* [What the exercise asks]: Give every line of the data again, unchanged, but with no pictures.

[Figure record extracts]
----

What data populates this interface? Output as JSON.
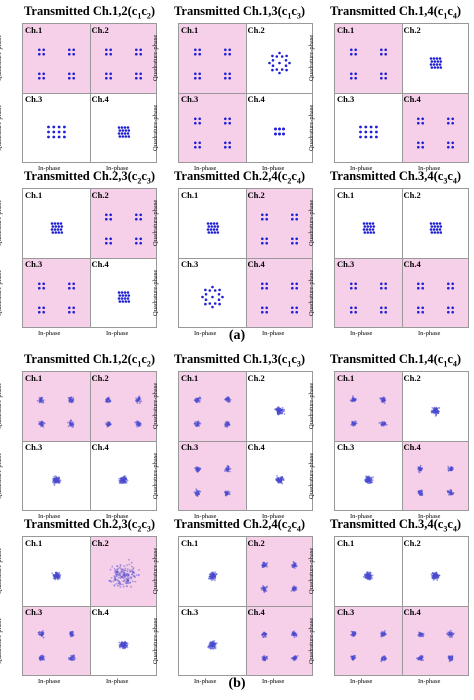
{
  "figure": {
    "caption_a": "(a)",
    "caption_b": "(b)",
    "axis_y": "Quadrature-phase",
    "axis_x": "In-phase",
    "channel_labels": [
      "Ch.1",
      "Ch.2",
      "Ch.3",
      "Ch.4"
    ],
    "highlight_color": "#f6cfe8",
    "point_color": "#1f1fd6",
    "noisy_point_color": "#4a4ad0"
  },
  "rows": [
    {
      "section": "a",
      "panels": [
        {
          "title_main": "Transmitted Ch.1,2(c",
          "s1": "1",
          "mid": "c",
          "s2": "2",
          "pink": [
            1,
            1,
            0,
            0
          ],
          "types": [
            "q4",
            "q4",
            "g12",
            "dense"
          ]
        },
        {
          "title_main": "Transmitted Ch.1,3(c",
          "s1": "1",
          "mid": "c",
          "s2": "3",
          "pink": [
            1,
            0,
            1,
            0
          ],
          "types": [
            "q4",
            "star",
            "q4",
            "g6"
          ]
        },
        {
          "title_main": "Transmitted Ch.1,4(c",
          "s1": "1",
          "mid": "c",
          "s2": "4",
          "pink": [
            1,
            0,
            0,
            1
          ],
          "types": [
            "q4",
            "dense",
            "g12",
            "q4"
          ]
        }
      ]
    },
    {
      "section": "a",
      "panels": [
        {
          "title_main": "Transmitted Ch.2,3(c",
          "s1": "2",
          "mid": "c",
          "s2": "3",
          "pink": [
            0,
            1,
            1,
            0
          ],
          "types": [
            "dense",
            "q4",
            "q4",
            "dense"
          ]
        },
        {
          "title_main": "Transmitted Ch.2,4(c",
          "s1": "2",
          "mid": "c",
          "s2": "4",
          "pink": [
            0,
            1,
            0,
            1
          ],
          "types": [
            "dense",
            "q4",
            "star",
            "q4"
          ]
        },
        {
          "title_main": "Transmitted Ch.3,4(c",
          "s1": "3",
          "mid": "c",
          "s2": "4",
          "pink": [
            0,
            0,
            1,
            1
          ],
          "types": [
            "dense",
            "dense",
            "q4",
            "q4"
          ]
        }
      ]
    },
    {
      "section": "b",
      "panels": [
        {
          "title_main": "Transmitted Ch.1,2(c",
          "s1": "1",
          "mid": "c",
          "s2": "2",
          "pink": [
            1,
            1,
            0,
            0
          ],
          "types": [
            "nq4",
            "nq4",
            "nblob",
            "nblob"
          ]
        },
        {
          "title_main": "Transmitted Ch.1,3(c",
          "s1": "1",
          "mid": "c",
          "s2": "3",
          "pink": [
            1,
            0,
            1,
            0
          ],
          "types": [
            "nq4",
            "nblob",
            "nq4",
            "nblob"
          ]
        },
        {
          "title_main": "Transmitted Ch.1,4(c",
          "s1": "1",
          "mid": "c",
          "s2": "4",
          "pink": [
            1,
            0,
            0,
            1
          ],
          "types": [
            "nq4",
            "nblob",
            "nblob",
            "nq4"
          ]
        }
      ]
    },
    {
      "section": "b",
      "panels": [
        {
          "title_main": "Transmitted Ch.2,3(c",
          "s1": "2",
          "mid": "c",
          "s2": "3",
          "pink": [
            0,
            1,
            1,
            0
          ],
          "types": [
            "nblob",
            "nwide",
            "nq4",
            "nblob"
          ]
        },
        {
          "title_main": "Transmitted Ch.2,4(c",
          "s1": "2",
          "mid": "c",
          "s2": "4",
          "pink": [
            0,
            1,
            0,
            1
          ],
          "types": [
            "nblob",
            "nq4",
            "nblob",
            "nq4"
          ]
        },
        {
          "title_main": "Transmitted Ch.3,4(c",
          "s1": "3",
          "mid": "c",
          "s2": "4",
          "pink": [
            0,
            0,
            1,
            1
          ],
          "types": [
            "nblob",
            "nblob",
            "nq4",
            "nq4"
          ]
        }
      ]
    }
  ]
}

----

* [The reply]:
What data populates this interface? Output as JSON.
{
  "figure": {
    "caption_a": "(a)",
    "caption_b": "(b)",
    "axis_y": "Quadrature-phase",
    "axis_x": "In-phase",
    "channel_labels": [
      "Ch.1",
      "Ch.2",
      "Ch.3",
      "Ch.4"
    ],
    "highlight_color": "#f6cfe8",
    "point_color": "#1f1fd6",
    "noisy_point_color": "#4a4ad0"
  },
  "rows": [
    {
      "section": "a",
      "panels": [
        {
          "title_main": "Transmitted Ch.1,2(c",
          "s1": "1",
          "mid": "c",
          "s2": "2",
          "pink": [
            1,
            1,
            0,
            0
          ],
          "types": [
            "q4",
            "q4",
            "g12",
            "dense"
          ]
        },
        {
          "title_main": "Transmitted Ch.1,3(c",
          "s1": "1",
          "mid": "c",
          "s2": "3",
          "pink": [
            1,
            0,
            1,
            0
          ],
          "types": [
            "q4",
            "star",
            "q4",
            "g6"
          ]
        },
        {
          "title_main": "Transmitted Ch.1,4(c",
          "s1": "1",
          "mid": "c",
          "s2": "4",
          "pink": [
            1,
            0,
            0,
            1
          ],
          "types": [
            "q4",
            "dense",
            "g12",
            "q4"
          ]
        }
      ]
    },
    {
      "section": "a",
      "panels": [
        {
          "title_main": "Transmitted Ch.2,3(c",
          "s1": "2",
          "mid": "c",
          "s2": "3",
          "pink": [
            0,
            1,
            1,
            0
          ],
          "types": [
            "dense",
            "q4",
            "q4",
            "dense"
          ]
        },
        {
          "title_main": "Transmitted Ch.2,4(c",
          "s1": "2",
          "mid": "c",
          "s2": "4",
          "pink": [
            0,
            1,
            0,
            1
          ],
          "types": [
            "dense",
            "q4",
            "star",
            "q4"
          ]
        },
        {
          "title_main": "Transmitted Ch.3,4(c",
          "s1": "3",
          "mid": "c",
          "s2": "4",
          "pink": [
            0,
            0,
            1,
            1
          ],
          "types": [
            "dense",
            "dense",
            "q4",
            "q4"
          ]
        }
      ]
    },
    {
      "section": "b",
      "panels": [
        {
          "title_main": "Transmitted Ch.1,2(c",
          "s1": "1",
          "mid": "c",
          "s2": "2",
          "pink": [
            1,
            1,
            0,
            0
          ],
          "types": [
            "nq4",
            "nq4",
            "nblob",
            "nblob"
          ]
        },
        {
          "title_main": "Transmitted Ch.1,3(c",
          "s1": "1",
          "mid": "c",
          "s2": "3",
          "pink": [
            1,
            0,
            1,
            0
          ],
          "types": [
            "nq4",
            "nblob",
            "nq4",
            "nblob"
          ]
        },
        {
          "title_main": "Transmitted Ch.1,4(c",
          "s1": "1",
          "mid": "c",
          "s2": "4",
          "pink": [
            1,
            0,
            0,
            1
          ],
          "types": [
            "nq4",
            "nblob",
            "nblob",
            "nq4"
          ]
        }
      ]
    },
    {
      "section": "b",
      "panels": [
        {
          "title_main": "Transmitted Ch.2,3(c",
          "s1": "2",
          "mid": "c",
          "s2": "3",
          "pink": [
            0,
            1,
            1,
            0
          ],
          "types": [
            "nblob",
            "nwide",
            "nq4",
            "nblob"
          ]
        },
        {
          "title_main": "Transmitted Ch.2,4(c",
          "s1": "2",
          "mid": "c",
          "s2": "4",
          "pink": [
            0,
            1,
            0,
            1
          ],
          "types": [
            "nblob",
            "nq4",
            "nblob",
            "nq4"
          ]
        },
        {
          "title_main": "Transmitted Ch.3,4(c",
          "s1": "3",
          "mid": "c",
          "s2": "4",
          "pink": [
            0,
            0,
            1,
            1
          ],
          "types": [
            "nblob",
            "nblob",
            "nq4",
            "nq4"
          ]
        }
      ]
    }
  ]
}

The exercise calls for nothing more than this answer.